═══ Dataset rows ═══
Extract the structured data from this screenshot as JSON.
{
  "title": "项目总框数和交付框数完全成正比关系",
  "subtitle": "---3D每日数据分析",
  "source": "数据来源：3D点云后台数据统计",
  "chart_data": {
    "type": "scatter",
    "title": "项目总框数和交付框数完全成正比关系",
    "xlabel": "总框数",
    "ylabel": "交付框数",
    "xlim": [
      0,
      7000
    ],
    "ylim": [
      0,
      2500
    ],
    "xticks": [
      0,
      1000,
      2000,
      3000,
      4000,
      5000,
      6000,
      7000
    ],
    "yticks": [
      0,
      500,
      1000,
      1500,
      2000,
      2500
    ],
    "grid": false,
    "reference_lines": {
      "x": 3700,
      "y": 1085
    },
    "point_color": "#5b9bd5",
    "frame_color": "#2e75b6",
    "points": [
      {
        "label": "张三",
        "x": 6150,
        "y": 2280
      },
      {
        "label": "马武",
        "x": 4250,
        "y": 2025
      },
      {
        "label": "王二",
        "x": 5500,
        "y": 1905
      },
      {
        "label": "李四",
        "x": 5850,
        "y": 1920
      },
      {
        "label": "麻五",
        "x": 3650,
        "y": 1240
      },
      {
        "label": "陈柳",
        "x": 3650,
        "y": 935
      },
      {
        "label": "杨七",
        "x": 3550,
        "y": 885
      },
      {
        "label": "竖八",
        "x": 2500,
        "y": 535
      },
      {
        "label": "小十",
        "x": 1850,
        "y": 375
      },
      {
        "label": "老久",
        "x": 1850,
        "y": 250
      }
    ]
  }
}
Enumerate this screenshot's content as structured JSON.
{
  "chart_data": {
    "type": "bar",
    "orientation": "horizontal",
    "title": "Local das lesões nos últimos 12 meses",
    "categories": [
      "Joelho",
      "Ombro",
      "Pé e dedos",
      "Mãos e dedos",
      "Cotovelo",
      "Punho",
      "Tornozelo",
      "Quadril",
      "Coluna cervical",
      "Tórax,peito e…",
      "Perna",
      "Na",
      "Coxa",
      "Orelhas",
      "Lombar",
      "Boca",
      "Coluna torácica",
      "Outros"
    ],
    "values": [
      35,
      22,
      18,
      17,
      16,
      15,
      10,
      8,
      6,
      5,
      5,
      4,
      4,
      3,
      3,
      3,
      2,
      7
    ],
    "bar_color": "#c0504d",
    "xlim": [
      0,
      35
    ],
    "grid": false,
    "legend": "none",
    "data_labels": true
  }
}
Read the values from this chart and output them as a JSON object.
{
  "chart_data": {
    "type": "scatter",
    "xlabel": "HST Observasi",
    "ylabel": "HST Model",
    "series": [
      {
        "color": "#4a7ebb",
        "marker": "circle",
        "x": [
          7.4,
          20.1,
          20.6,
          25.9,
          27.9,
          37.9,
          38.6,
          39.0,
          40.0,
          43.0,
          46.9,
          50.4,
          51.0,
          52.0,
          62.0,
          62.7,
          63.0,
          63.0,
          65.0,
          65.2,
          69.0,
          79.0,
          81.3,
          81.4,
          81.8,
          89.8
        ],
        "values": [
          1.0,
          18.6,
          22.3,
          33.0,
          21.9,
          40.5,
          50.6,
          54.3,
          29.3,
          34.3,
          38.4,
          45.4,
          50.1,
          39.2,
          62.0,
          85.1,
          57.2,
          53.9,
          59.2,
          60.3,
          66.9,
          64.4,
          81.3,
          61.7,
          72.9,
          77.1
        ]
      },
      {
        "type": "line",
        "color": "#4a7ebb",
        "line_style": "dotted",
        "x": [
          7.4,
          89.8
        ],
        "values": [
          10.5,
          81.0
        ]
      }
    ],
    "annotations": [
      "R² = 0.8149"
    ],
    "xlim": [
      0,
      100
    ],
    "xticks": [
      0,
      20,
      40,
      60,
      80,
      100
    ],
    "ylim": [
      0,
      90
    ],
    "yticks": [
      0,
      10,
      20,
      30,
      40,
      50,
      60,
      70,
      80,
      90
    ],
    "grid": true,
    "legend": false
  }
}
═══
▶ [Work instructions]:
Repeat the whole listing exactly, keeping every line intact.

▶ [Reply]:
Extract the structured data from this screenshot as JSON.
{
  "title": "项目总框数和交付框数完全成正比关系",
  "subtitle": "---3D每日数据分析",
  "source": "数据来源：3D点云后台数据统计",
  "chart_data": {
    "type": "scatter",
    "title": "项目总框数和交付框数完全成正比关系",
    "xlabel": "总框数",
    "ylabel": "交付框数",
    "xlim": [
      0,
      7000
    ],
    "ylim": [
      0,
      2500
    ],
    "xticks": [
      0,
      1000,
      2000,
      3000,
      4000,
      5000,
      6000,
      7000
    ],
    "yticks": [
      0,
      500,
      1000,
      1500,
      2000,
      2500
    ],
    "grid": false,
    "reference_lines": {
      "x": 3700,
      "y": 1085
    },
    "point_color": "#5b9bd5",
    "frame_color": "#2e75b6",
    "points": [
      {
        "label": "张三",
        "x": 6150,
        "y": 2280
      },
      {
        "label": "马武",
        "x": 4250,
        "y": 2025
      },
      {
        "label": "王二",
        "x": 5500,
        "y": 1905
      },
      {
        "label": "李四",
        "x": 5850,
        "y": 1920
      },
      {
        "label": "麻五",
        "x": 3650,
        "y": 1240
      },
      {
        "label": "陈柳",
        "x": 3650,
        "y": 935
      },
      {
        "label": "杨七",
        "x": 3550,
        "y": 885
      },
      {
        "label": "竖八",
        "x": 2500,
        "y": 535
      },
      {
        "label": "小十",
        "x": 1850,
        "y": 375
      },
      {
        "label": "老久",
        "x": 1850,
        "y": 250
      }
    ]
  }
}
Enumerate this screenshot's content as structured JSON.
{
  "chart_data": {
    "type": "bar",
    "orientation": "horizontal",
    "title": "Local das lesões nos últimos 12 meses",
    "categories": [
      "Joelho",
      "Ombro",
      "Pé e dedos",
      "Mãos e dedos",
      "Cotovelo",
      "Punho",
      "Tornozelo",
      "Quadril",
      "Coluna cervical",
      "Tórax,peito e…",
      "Perna",
      "Na",
      "Coxa",
      "Orelhas",
      "Lombar",
      "Boca",
      "Coluna torácica",
      "Outros"
    ],
    "values": [
      35,
      22,
      18,
      17,
      16,
      15,
      10,
      8,
      6,
      5,
      5,
      4,
      4,
      3,
      3,
      3,
      2,
      7
    ],
    "bar_color": "#c0504d",
    "xlim": [
      0,
      35
    ],
    "grid": false,
    "legend": "none",
    "data_labels": true
  }
}
Read the values from this chart and output them as a JSON object.
{
  "chart_data": {
    "type": "scatter",
    "xlabel": "HST Observasi",
    "ylabel": "HST Model",
    "series": [
      {
        "color": "#4a7ebb",
        "marker": "circle",
        "x": [
          7.4,
          20.1,
          20.6,
          25.9,
          27.9,
          37.9,
          38.6,
          39.0,
          40.0,
          43.0,
          46.9,
          50.4,
          51.0,
          52.0,
          62.0,
          62.7,
          63.0,
          63.0,
          65.0,
          65.2,
          69.0,
          79.0,
          81.3,
          81.4,
          81.8,
          89.8
        ],
        "values": [
          1.0,
          18.6,
          22.3,
          33.0,
          21.9,
          40.5,
          50.6,
          54.3,
          29.3,
          34.3,
          38.4,
          45.4,
          50.1,
          39.2,
          62.0,
          85.1,
          57.2,
          53.9,
          59.2,
          60.3,
          66.9,
          64.4,
          81.3,
          61.7,
          72.9,
          77.1
        ]
      },
      {
        "type": "line",
        "color": "#4a7ebb",
        "line_style": "dotted",
        "x": [
          7.4,
          89.8
        ],
        "values": [
          10.5,
          81.0
        ]
      }
    ],
    "annotations": [
      "R² = 0.8149"
    ],
    "xlim": [
      0,
      100
    ],
    "xticks": [
      0,
      20,
      40,
      60,
      80,
      100
    ],
    "ylim": [
      0,
      90
    ],
    "yticks": [
      0,
      10,
      20,
      30,
      40,
      50,
      60,
      70,
      80,
      90
    ],
    "grid": true,
    "legend": false
  }
}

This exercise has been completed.